> _PROVIDED MATERIAL_
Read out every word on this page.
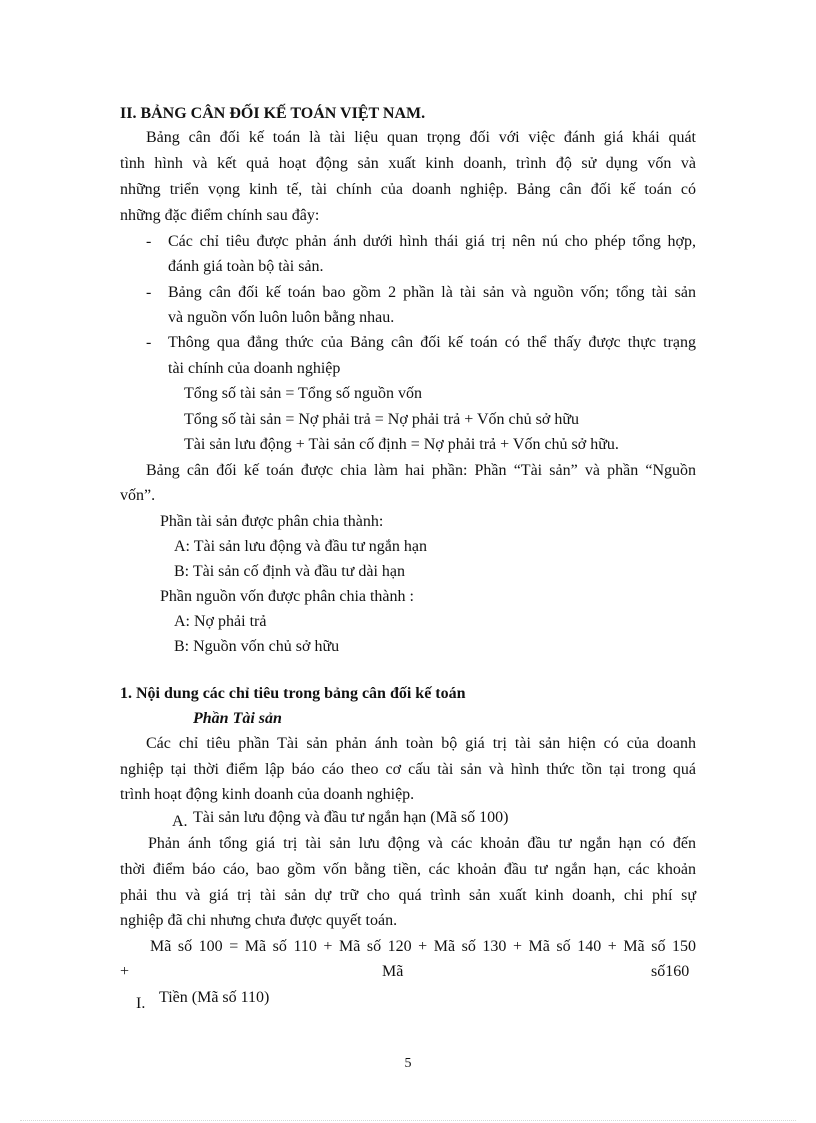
II. BẢNG CÂN ĐỐI KẾ TOÁN VIỆT NAM.
Bảng cân đối kế toán là tài liệu quan trọng đối với việc đánh giá khái quát
tình hình và kết quả hoạt động sản xuất kinh doanh, trình độ sử dụng vốn và
những triển vọng kinh tế, tài chính của doanh nghiệp. Bảng cân đối kế toán có
những đặc điểm chính sau đây:
- Các chỉ tiêu được phản ánh dưới hình thái giá trị nên nú cho phép tổng hợp,
đánh giá toàn bộ tài sản.
- Bảng cân đối kế toán bao gồm 2 phần là tài sản và nguồn vốn; tổng tài sản
và nguồn vốn luôn luôn bằng nhau.
- Thông qua đẳng thức của Bảng cân đối kế toán có thể thấy được thực trạng
tài chính của doanh nghiệp
Tổng số tài sản = Tổng số nguồn vốn
Tổng số tài sản = Nợ phải trả = Nợ phải trả + Vốn chủ sở hữu
Tài sản lưu động + Tài sản cố định = Nợ phải trả + Vốn chủ sở hữu.
Bảng cân đối kế toán được chia làm hai phần: Phần “Tài sản” và phần “Nguồn
vốn”.
Phần tài sản được phân chia thành:
A: Tài sản lưu động và đầu tư ngắn hạn
B: Tài sản cố định và đầu tư dài hạn
Phần nguồn vốn được phân chia thành :
A: Nợ phải trả
B: Nguồn vốn chủ sở hữu
1. Nội dung các chỉ tiêu trong bảng cân đối kế toán
Phần Tài sản
Các chỉ tiêu phần Tài sản phản ánh toàn bộ giá trị tài sản hiện có của doanh
nghiệp tại thời điểm lập báo cáo theo cơ cấu tài sản và hình thức tồn tại trong quá
trình hoạt động kinh doanh của doanh nghiệp.
A. Tài sản lưu động và đầu tư ngắn hạn (Mã số 100)
Phản ánh tổng giá trị tài sản lưu động và các khoản đầu tư ngắn hạn có đến
thời điểm báo cáo, bao gồm vốn bằng tiền, các khoản đầu tư ngắn hạn, các khoản
phải thu và giá trị tài sản dự trữ cho quá trình sản xuất kinh doanh, chi phí sự
nghiệp đã chi nhưng chưa được quyết toán.
Mã số 100 = Mã số 110 + Mã số 120 + Mã số 130 + Mã số 140 + Mã số 150
+	Mã	số160
I. Tiền (Mã số 110)
5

> _AIM OF THE EXERCISE_
Skip the pictures and transcribe the rest of the records exactly.

> _OUTPUT_
Read out every word on this page.
II. BẢNG CÂN ĐỐI KẾ TOÁN VIỆT NAM.
Bảng cân đối kế toán là tài liệu quan trọng đối với việc đánh giá khái quát
tình hình và kết quả hoạt động sản xuất kinh doanh, trình độ sử dụng vốn và
những triển vọng kinh tế, tài chính của doanh nghiệp. Bảng cân đối kế toán có
những đặc điểm chính sau đây:
- Các chỉ tiêu được phản ánh dưới hình thái giá trị nên nú cho phép tổng hợp,
đánh giá toàn bộ tài sản.
- Bảng cân đối kế toán bao gồm 2 phần là tài sản và nguồn vốn; tổng tài sản
và nguồn vốn luôn luôn bằng nhau.
- Thông qua đẳng thức của Bảng cân đối kế toán có thể thấy được thực trạng
tài chính của doanh nghiệp
Tổng số tài sản = Tổng số nguồn vốn
Tổng số tài sản = Nợ phải trả = Nợ phải trả + Vốn chủ sở hữu
Tài sản lưu động + Tài sản cố định = Nợ phải trả + Vốn chủ sở hữu.
Bảng cân đối kế toán được chia làm hai phần: Phần “Tài sản” và phần “Nguồn
vốn”.
Phần tài sản được phân chia thành:
A: Tài sản lưu động và đầu tư ngắn hạn
B: Tài sản cố định và đầu tư dài hạn
Phần nguồn vốn được phân chia thành :
A: Nợ phải trả
B: Nguồn vốn chủ sở hữu
1. Nội dung các chỉ tiêu trong bảng cân đối kế toán
Phần Tài sản
Các chỉ tiêu phần Tài sản phản ánh toàn bộ giá trị tài sản hiện có của doanh
nghiệp tại thời điểm lập báo cáo theo cơ cấu tài sản và hình thức tồn tại trong quá
trình hoạt động kinh doanh của doanh nghiệp.
A. Tài sản lưu động và đầu tư ngắn hạn (Mã số 100)
Phản ánh tổng giá trị tài sản lưu động và các khoản đầu tư ngắn hạn có đến
thời điểm báo cáo, bao gồm vốn bằng tiền, các khoản đầu tư ngắn hạn, các khoản
phải thu và giá trị tài sản dự trữ cho quá trình sản xuất kinh doanh, chi phí sự
nghiệp đã chi nhưng chưa được quyết toán.
Mã số 100 = Mã số 110 + Mã số 120 + Mã số 130 + Mã số 140 + Mã số 150
+	Mã	số160
I. Tiền (Mã số 110)
5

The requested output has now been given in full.